Exercise details: Skip any picture you find and retype all the remaining lines exactly.

== == ==

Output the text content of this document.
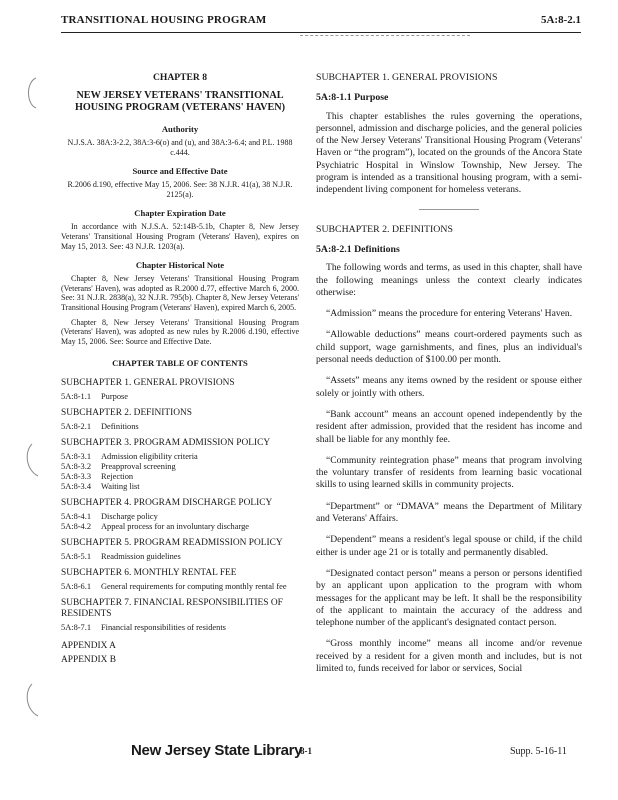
TRANSITIONAL HOUSING PROGRAM	5A:8-2.1
CHAPTER 8
NEW JERSEY VETERANS' TRANSITIONAL HOUSING PROGRAM (VETERANS' HAVEN)
Authority
N.J.S.A. 38A:3-2.2, 38A:3-6(o) and (u), and 38A:3-6.4; and P.L. 1988 c.444.
Source and Effective Date
R.2006 d.190, effective May 15, 2006. See: 38 N.J.R. 41(a), 38 N.J.R. 2125(a).
Chapter Expiration Date
In accordance with N.J.S.A. 52:14B-5.1b, Chapter 8, New Jersey Veterans' Transitional Housing Program (Veterans' Haven), expires on May 15, 2013. See: 43 N.J.R. 1203(a).
Chapter Historical Note
Chapter 8, New Jersey Veterans' Transitional Housing Program (Veterans' Haven), was adopted as R.2000 d.77, effective March 6, 2000. See: 31 N.J.R. 2838(a), 32 N.J.R. 795(b). Chapter 8, New Jersey Veterans' Transitional Housing Program (Veterans' Haven), expired March 6, 2005.
Chapter 8, New Jersey Veterans' Transitional Housing Program (Veterans' Haven), was adopted as new rules by R.2006 d.190, effective May 15, 2006. See: Source and Effective Date.
CHAPTER TABLE OF CONTENTS
SUBCHAPTER 1. GENERAL PROVISIONS
5A:8-1.1	Purpose
SUBCHAPTER 2. DEFINITIONS
5A:8-2.1	Definitions
SUBCHAPTER 3. PROGRAM ADMISSION POLICY
5A:8-3.1	Admission eligibility criteria
5A:8-3.2	Preapproval screening
5A:8-3.3	Rejection
5A:8-3.4	Waiting list
SUBCHAPTER 4. PROGRAM DISCHARGE POLICY
5A:8-4.1	Discharge policy
5A:8-4.2	Appeal process for an involuntary discharge
SUBCHAPTER 5. PROGRAM READMISSION POLICY
5A:8-5.1	Readmission guidelines
SUBCHAPTER 6. MONTHLY RENTAL FEE
5A:8-6.1	General requirements for computing monthly rental fee
SUBCHAPTER 7. FINANCIAL RESPONSIBILITIES OF RESIDENTS
5A:8-7.1	Financial responsibilities of residents
APPENDIX A
APPENDIX B
SUBCHAPTER 1. GENERAL PROVISIONS
5A:8-1.1 Purpose

This chapter establishes the rules governing the operations, personnel, admission and discharge policies, and the general policies of the New Jersey Veterans' Transitional Housing Program (Veterans' Haven or “the program”), located on the grounds of the Ancora State Psychiatric Hospital in Winslow Township, New Jersey. The program is intended as a transitional housing program, with a semi-independent living component for homeless veterans.

SUBCHAPTER 2. DEFINITIONS
5A:8-2.1 Definitions

The following words and terms, as used in this chapter, shall have the following meanings unless the context clearly indicates otherwise:

“Admission” means the procedure for entering Veterans' Haven.

“Allowable deductions” means court-ordered payments such as child support, wage garnishments, and fines, plus an individual's personal needs deduction of $100.00 per month.

“Assets” means any items owned by the resident or spouse either solely or jointly with others.

“Bank account” means an account opened independently by the resident after admission, provided that the resident has income and shall be liable for any monthly fee.

“Community reintegration phase” means that program involving the voluntary transfer of residents from learning basic vocational skills to using learned skills in community projects.

“Department” or “DMAVA” means the Department of Military and Veterans' Affairs.

“Dependent” means a resident's legal spouse or child, if the child either is under age 21 or is totally and permanently disabled.

“Designated contact person” means a person or persons identified by an applicant upon application to the program with whom messages for the applicant may be left. It shall be the responsibility of the applicant to maintain the accuracy of the address and telephone number of the applicant's designated contact person.

“Gross monthly income” means all income and/or revenue received by a resident for a given month and includes, but is not limited to, funds received for labor or services, Social

New Jersey State Library
8-1	Supp. 5-16-11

== == ==

Task response:
Output the text content of this document.
TRANSITIONAL HOUSING PROGRAM	5A:8-2.1
CHAPTER 8
NEW JERSEY VETERANS' TRANSITIONAL HOUSING PROGRAM (VETERANS' HAVEN)
Authority
N.J.S.A. 38A:3-2.2, 38A:3-6(o) and (u), and 38A:3-6.4; and P.L. 1988 c.444.
Source and Effective Date
R.2006 d.190, effective May 15, 2006. See: 38 N.J.R. 41(a), 38 N.J.R. 2125(a).
Chapter Expiration Date
In accordance with N.J.S.A. 52:14B-5.1b, Chapter 8, New Jersey Veterans' Transitional Housing Program (Veterans' Haven), expires on May 15, 2013. See: 43 N.J.R. 1203(a).
Chapter Historical Note
Chapter 8, New Jersey Veterans' Transitional Housing Program (Veterans' Haven), was adopted as R.2000 d.77, effective March 6, 2000. See: 31 N.J.R. 2838(a), 32 N.J.R. 795(b). Chapter 8, New Jersey Veterans' Transitional Housing Program (Veterans' Haven), expired March 6, 2005.
Chapter 8, New Jersey Veterans' Transitional Housing Program (Veterans' Haven), was adopted as new rules by R.2006 d.190, effective May 15, 2006. See: Source and Effective Date.
CHAPTER TABLE OF CONTENTS
SUBCHAPTER 1. GENERAL PROVISIONS
5A:8-1.1	Purpose
SUBCHAPTER 2. DEFINITIONS
5A:8-2.1	Definitions
SUBCHAPTER 3. PROGRAM ADMISSION POLICY
5A:8-3.1	Admission eligibility criteria
5A:8-3.2	Preapproval screening
5A:8-3.3	Rejection
5A:8-3.4	Waiting list
SUBCHAPTER 4. PROGRAM DISCHARGE POLICY
5A:8-4.1	Discharge policy
5A:8-4.2	Appeal process for an involuntary discharge
SUBCHAPTER 5. PROGRAM READMISSION POLICY
5A:8-5.1	Readmission guidelines
SUBCHAPTER 6. MONTHLY RENTAL FEE
5A:8-6.1	General requirements for computing monthly rental fee
SUBCHAPTER 7. FINANCIAL RESPONSIBILITIES OF RESIDENTS
5A:8-7.1	Financial responsibilities of residents
APPENDIX A
APPENDIX B
SUBCHAPTER 1. GENERAL PROVISIONS
5A:8-1.1 Purpose

This chapter establishes the rules governing the operations, personnel, admission and discharge policies, and the general policies of the New Jersey Veterans' Transitional Housing Program (Veterans' Haven or “the program”), located on the grounds of the Ancora State Psychiatric Hospital in Winslow Township, New Jersey. The program is intended as a transitional housing program, with a semi-independent living component for homeless veterans.

SUBCHAPTER 2. DEFINITIONS
5A:8-2.1 Definitions

The following words and terms, as used in this chapter, shall have the following meanings unless the context clearly indicates otherwise:

“Admission” means the procedure for entering Veterans' Haven.

“Allowable deductions” means court-ordered payments such as child support, wage garnishments, and fines, plus an individual's personal needs deduction of $100.00 per month.

“Assets” means any items owned by the resident or spouse either solely or jointly with others.

“Bank account” means an account opened independently by the resident after admission, provided that the resident has income and shall be liable for any monthly fee.

“Community reintegration phase” means that program involving the voluntary transfer of residents from learning basic vocational skills to using learned skills in community projects.

“Department” or “DMAVA” means the Department of Military and Veterans' Affairs.

“Dependent” means a resident's legal spouse or child, if the child either is under age 21 or is totally and permanently disabled.

“Designated contact person” means a person or persons identified by an applicant upon application to the program with whom messages for the applicant may be left. It shall be the responsibility of the applicant to maintain the accuracy of the address and telephone number of the applicant's designated contact person.

“Gross monthly income” means all income and/or revenue received by a resident for a given month and includes, but is not limited to, funds received for labor or services, Social

New Jersey State Library
8-1	Supp. 5-16-11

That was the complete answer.